▶ **Goal**
Copy out each line featuring the string "Flora" from the entries beneath.

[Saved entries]

□ □ □

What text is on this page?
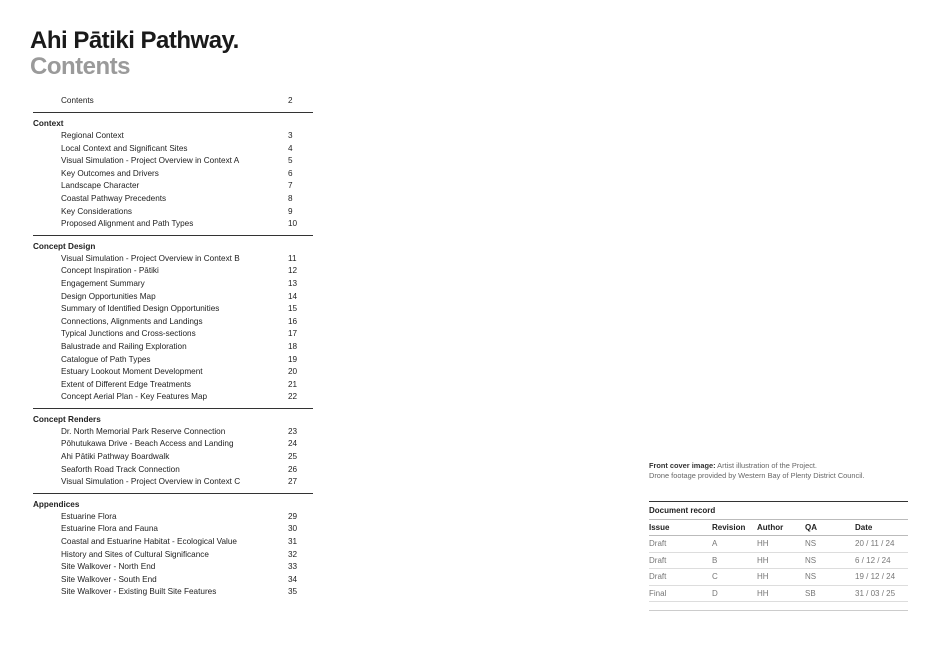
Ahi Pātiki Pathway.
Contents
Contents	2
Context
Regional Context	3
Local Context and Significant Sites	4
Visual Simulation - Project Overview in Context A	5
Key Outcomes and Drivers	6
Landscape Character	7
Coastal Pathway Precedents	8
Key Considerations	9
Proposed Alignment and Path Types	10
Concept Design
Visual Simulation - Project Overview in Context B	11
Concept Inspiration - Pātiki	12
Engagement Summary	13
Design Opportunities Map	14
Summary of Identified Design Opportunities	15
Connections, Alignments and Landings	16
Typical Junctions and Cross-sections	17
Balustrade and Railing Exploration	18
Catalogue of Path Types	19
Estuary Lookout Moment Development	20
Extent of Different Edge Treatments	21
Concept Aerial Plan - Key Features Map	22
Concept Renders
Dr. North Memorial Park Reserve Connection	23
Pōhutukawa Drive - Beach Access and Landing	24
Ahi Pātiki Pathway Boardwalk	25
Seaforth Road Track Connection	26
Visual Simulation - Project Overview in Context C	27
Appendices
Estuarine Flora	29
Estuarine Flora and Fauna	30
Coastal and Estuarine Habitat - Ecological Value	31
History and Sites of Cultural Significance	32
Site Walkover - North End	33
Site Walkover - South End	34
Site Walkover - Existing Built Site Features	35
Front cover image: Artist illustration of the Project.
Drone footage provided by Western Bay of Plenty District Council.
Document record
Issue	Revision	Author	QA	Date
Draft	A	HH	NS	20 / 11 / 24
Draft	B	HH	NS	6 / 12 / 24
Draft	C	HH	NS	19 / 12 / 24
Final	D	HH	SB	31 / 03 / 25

□ □ □

▶ **Output below**
Estuarine Flora	29
Estuarine Flora and Fauna	30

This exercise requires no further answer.